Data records
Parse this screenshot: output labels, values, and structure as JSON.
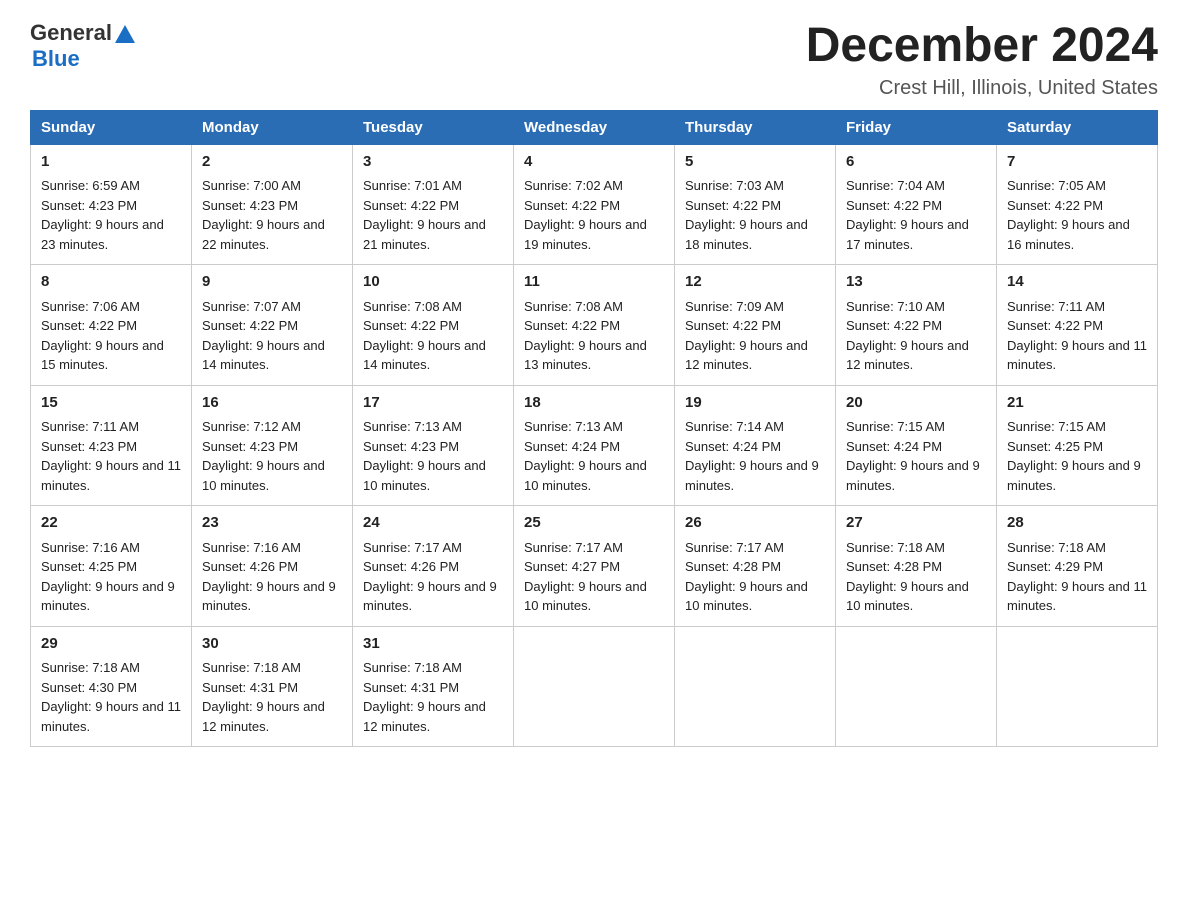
{
  "logo": {
    "general": "General",
    "triangle": "▲",
    "blue": "Blue"
  },
  "title": "December 2024",
  "subtitle": "Crest Hill, Illinois, United States",
  "weekdays": [
    "Sunday",
    "Monday",
    "Tuesday",
    "Wednesday",
    "Thursday",
    "Friday",
    "Saturday"
  ],
  "weeks": [
    [
      {
        "day": "1",
        "sunrise": "Sunrise: 6:59 AM",
        "sunset": "Sunset: 4:23 PM",
        "daylight": "Daylight: 9 hours and 23 minutes."
      },
      {
        "day": "2",
        "sunrise": "Sunrise: 7:00 AM",
        "sunset": "Sunset: 4:23 PM",
        "daylight": "Daylight: 9 hours and 22 minutes."
      },
      {
        "day": "3",
        "sunrise": "Sunrise: 7:01 AM",
        "sunset": "Sunset: 4:22 PM",
        "daylight": "Daylight: 9 hours and 21 minutes."
      },
      {
        "day": "4",
        "sunrise": "Sunrise: 7:02 AM",
        "sunset": "Sunset: 4:22 PM",
        "daylight": "Daylight: 9 hours and 19 minutes."
      },
      {
        "day": "5",
        "sunrise": "Sunrise: 7:03 AM",
        "sunset": "Sunset: 4:22 PM",
        "daylight": "Daylight: 9 hours and 18 minutes."
      },
      {
        "day": "6",
        "sunrise": "Sunrise: 7:04 AM",
        "sunset": "Sunset: 4:22 PM",
        "daylight": "Daylight: 9 hours and 17 minutes."
      },
      {
        "day": "7",
        "sunrise": "Sunrise: 7:05 AM",
        "sunset": "Sunset: 4:22 PM",
        "daylight": "Daylight: 9 hours and 16 minutes."
      }
    ],
    [
      {
        "day": "8",
        "sunrise": "Sunrise: 7:06 AM",
        "sunset": "Sunset: 4:22 PM",
        "daylight": "Daylight: 9 hours and 15 minutes."
      },
      {
        "day": "9",
        "sunrise": "Sunrise: 7:07 AM",
        "sunset": "Sunset: 4:22 PM",
        "daylight": "Daylight: 9 hours and 14 minutes."
      },
      {
        "day": "10",
        "sunrise": "Sunrise: 7:08 AM",
        "sunset": "Sunset: 4:22 PM",
        "daylight": "Daylight: 9 hours and 14 minutes."
      },
      {
        "day": "11",
        "sunrise": "Sunrise: 7:08 AM",
        "sunset": "Sunset: 4:22 PM",
        "daylight": "Daylight: 9 hours and 13 minutes."
      },
      {
        "day": "12",
        "sunrise": "Sunrise: 7:09 AM",
        "sunset": "Sunset: 4:22 PM",
        "daylight": "Daylight: 9 hours and 12 minutes."
      },
      {
        "day": "13",
        "sunrise": "Sunrise: 7:10 AM",
        "sunset": "Sunset: 4:22 PM",
        "daylight": "Daylight: 9 hours and 12 minutes."
      },
      {
        "day": "14",
        "sunrise": "Sunrise: 7:11 AM",
        "sunset": "Sunset: 4:22 PM",
        "daylight": "Daylight: 9 hours and 11 minutes."
      }
    ],
    [
      {
        "day": "15",
        "sunrise": "Sunrise: 7:11 AM",
        "sunset": "Sunset: 4:23 PM",
        "daylight": "Daylight: 9 hours and 11 minutes."
      },
      {
        "day": "16",
        "sunrise": "Sunrise: 7:12 AM",
        "sunset": "Sunset: 4:23 PM",
        "daylight": "Daylight: 9 hours and 10 minutes."
      },
      {
        "day": "17",
        "sunrise": "Sunrise: 7:13 AM",
        "sunset": "Sunset: 4:23 PM",
        "daylight": "Daylight: 9 hours and 10 minutes."
      },
      {
        "day": "18",
        "sunrise": "Sunrise: 7:13 AM",
        "sunset": "Sunset: 4:24 PM",
        "daylight": "Daylight: 9 hours and 10 minutes."
      },
      {
        "day": "19",
        "sunrise": "Sunrise: 7:14 AM",
        "sunset": "Sunset: 4:24 PM",
        "daylight": "Daylight: 9 hours and 9 minutes."
      },
      {
        "day": "20",
        "sunrise": "Sunrise: 7:15 AM",
        "sunset": "Sunset: 4:24 PM",
        "daylight": "Daylight: 9 hours and 9 minutes."
      },
      {
        "day": "21",
        "sunrise": "Sunrise: 7:15 AM",
        "sunset": "Sunset: 4:25 PM",
        "daylight": "Daylight: 9 hours and 9 minutes."
      }
    ],
    [
      {
        "day": "22",
        "sunrise": "Sunrise: 7:16 AM",
        "sunset": "Sunset: 4:25 PM",
        "daylight": "Daylight: 9 hours and 9 minutes."
      },
      {
        "day": "23",
        "sunrise": "Sunrise: 7:16 AM",
        "sunset": "Sunset: 4:26 PM",
        "daylight": "Daylight: 9 hours and 9 minutes."
      },
      {
        "day": "24",
        "sunrise": "Sunrise: 7:17 AM",
        "sunset": "Sunset: 4:26 PM",
        "daylight": "Daylight: 9 hours and 9 minutes."
      },
      {
        "day": "25",
        "sunrise": "Sunrise: 7:17 AM",
        "sunset": "Sunset: 4:27 PM",
        "daylight": "Daylight: 9 hours and 10 minutes."
      },
      {
        "day": "26",
        "sunrise": "Sunrise: 7:17 AM",
        "sunset": "Sunset: 4:28 PM",
        "daylight": "Daylight: 9 hours and 10 minutes."
      },
      {
        "day": "27",
        "sunrise": "Sunrise: 7:18 AM",
        "sunset": "Sunset: 4:28 PM",
        "daylight": "Daylight: 9 hours and 10 minutes."
      },
      {
        "day": "28",
        "sunrise": "Sunrise: 7:18 AM",
        "sunset": "Sunset: 4:29 PM",
        "daylight": "Daylight: 9 hours and 11 minutes."
      }
    ],
    [
      {
        "day": "29",
        "sunrise": "Sunrise: 7:18 AM",
        "sunset": "Sunset: 4:30 PM",
        "daylight": "Daylight: 9 hours and 11 minutes."
      },
      {
        "day": "30",
        "sunrise": "Sunrise: 7:18 AM",
        "sunset": "Sunset: 4:31 PM",
        "daylight": "Daylight: 9 hours and 12 minutes."
      },
      {
        "day": "31",
        "sunrise": "Sunrise: 7:18 AM",
        "sunset": "Sunset: 4:31 PM",
        "daylight": "Daylight: 9 hours and 12 minutes."
      },
      null,
      null,
      null,
      null
    ]
  ]
}
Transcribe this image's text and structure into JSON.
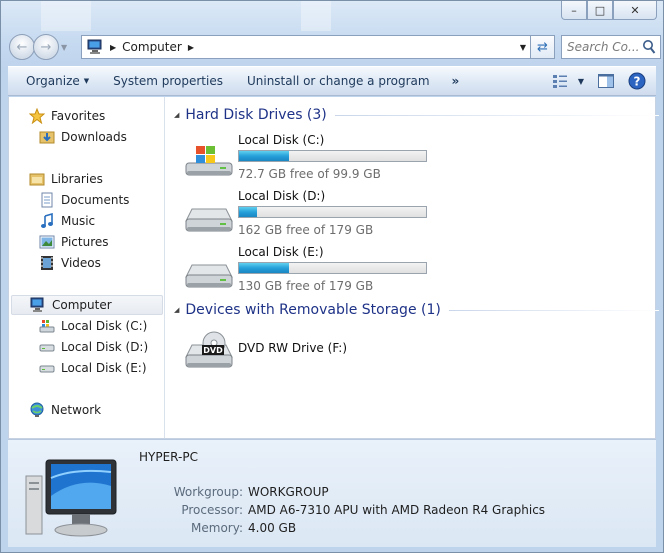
{
  "window": {
    "caption": {
      "minimize": "–",
      "maximize": "□",
      "close": "✕"
    }
  },
  "navbar": {
    "breadcrumb": "Computer",
    "search_placeholder": "Search Co..."
  },
  "toolbar": {
    "organize": "Organize",
    "system_properties": "System properties",
    "uninstall": "Uninstall or change a program",
    "more": "»"
  },
  "sidebar": {
    "favorites": {
      "label": "Favorites",
      "items": [
        {
          "label": "Downloads",
          "icon": "downloads-folder-icon"
        }
      ]
    },
    "libraries": {
      "label": "Libraries",
      "items": [
        {
          "label": "Documents",
          "icon": "documents-icon"
        },
        {
          "label": "Music",
          "icon": "music-icon"
        },
        {
          "label": "Pictures",
          "icon": "pictures-icon"
        },
        {
          "label": "Videos",
          "icon": "videos-icon"
        }
      ]
    },
    "computer": {
      "label": "Computer",
      "items": [
        {
          "label": "Local Disk (C:)",
          "icon": "system-drive-icon"
        },
        {
          "label": "Local Disk (D:)",
          "icon": "drive-icon"
        },
        {
          "label": "Local Disk (E:)",
          "icon": "drive-icon"
        }
      ]
    },
    "network": {
      "label": "Network"
    }
  },
  "main": {
    "groups": [
      {
        "title": "Hard Disk Drives (3)",
        "drives": [
          {
            "name": "Local Disk (C:)",
            "free": "72.7 GB free of 99.9 GB",
            "used_fraction": 0.27,
            "icon": "windows-drive-icon"
          },
          {
            "name": "Local Disk (D:)",
            "free": "162 GB free of 179 GB",
            "used_fraction": 0.095,
            "icon": "hard-drive-icon"
          },
          {
            "name": "Local Disk (E:)",
            "free": "130 GB free of 179 GB",
            "used_fraction": 0.27,
            "icon": "hard-drive-icon"
          }
        ]
      },
      {
        "title": "Devices with Removable Storage (1)",
        "drives": [
          {
            "name": "DVD RW Drive (F:)",
            "icon": "dvd-drive-icon",
            "badge": "DVD"
          }
        ]
      }
    ]
  },
  "details": {
    "pc_name": "HYPER-PC",
    "workgroup_label": "Workgroup:",
    "workgroup": "WORKGROUP",
    "processor_label": "Processor:",
    "processor": "AMD A6-7310 APU with AMD Radeon R4 Graphics",
    "memory_label": "Memory:",
    "memory": "4.00 GB"
  },
  "colors": {
    "accent": "#1e3287",
    "bar": "#26a0da",
    "toolbar_text": "#1e395b"
  }
}
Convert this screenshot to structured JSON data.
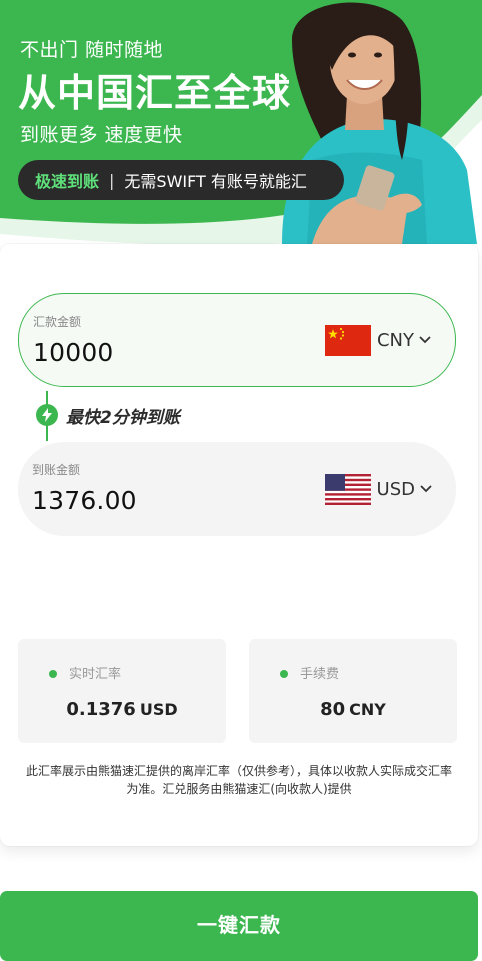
{
  "hero": {
    "line1": "不出门 随时随地",
    "title": "从中国汇至全球",
    "line3": "到账更多 速度更快",
    "pill_highlight": "极速到账",
    "pill_separator": "|",
    "pill_text": "无需SWIFT 有账号就能汇"
  },
  "send": {
    "label": "汇款金额",
    "amount": "10000",
    "currency": "CNY",
    "flag_icon": "china-flag-icon"
  },
  "speed_text": "最快2分钟到账",
  "receive": {
    "label": "到账金额",
    "amount": "1376.00",
    "currency": "USD",
    "flag_icon": "usa-flag-icon"
  },
  "rate": {
    "label": "实时汇率",
    "value": "0.1376",
    "unit": "USD"
  },
  "fee": {
    "label": "手续费",
    "value": "80",
    "unit": "CNY"
  },
  "note": "此汇率展示由熊猫速汇提供的离岸汇率（仅供参考），具体以收款人实际成交汇率为准。汇兑服务由熊猫速汇(向收款人)提供",
  "cta_label": "一键汇款",
  "colors": {
    "brand_green": "#3cb750",
    "pill_bg": "#2a2a2a",
    "pill_highlight": "#5fe07a"
  }
}
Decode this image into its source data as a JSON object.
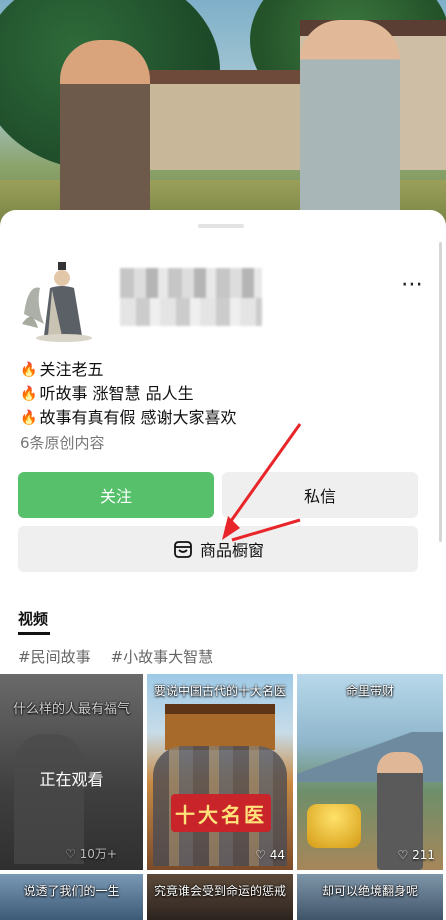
{
  "profile": {
    "bio": [
      "关注老五",
      "听故事 涨智慧 品人生",
      "故事有真有假 感谢大家喜欢"
    ],
    "works_count": "6条原创内容",
    "more_icon": "⋯"
  },
  "actions": {
    "follow": "关注",
    "message": "私信",
    "shop": "商品橱窗"
  },
  "tabs": {
    "active": "视频"
  },
  "tags": [
    "#民间故事",
    "#小故事大智慧"
  ],
  "videos": [
    {
      "caption": "什么样的人最有福气",
      "overlay": "正在观看",
      "likes": "♡ 10万+"
    },
    {
      "caption": "要说中国古代的十大名医",
      "badge": "十大名医",
      "likes": "♡ 44"
    },
    {
      "caption": "命里带财",
      "likes": "♡ 211"
    },
    {
      "caption": "说透了我们的一生"
    },
    {
      "caption": "究竟谁会受到命运的惩戒"
    },
    {
      "caption": "却可以绝境翻身呢"
    }
  ],
  "colors": {
    "follow_button": "#57c06a",
    "secondary_button": "#efefef",
    "fire": "#ff5a1f",
    "annotation_arrow": "#e8262a"
  }
}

* _Problem description_
Determine the number of lines in the data that contain "into" as a word or string, and state only that number.

* _Solution to this exercise_
2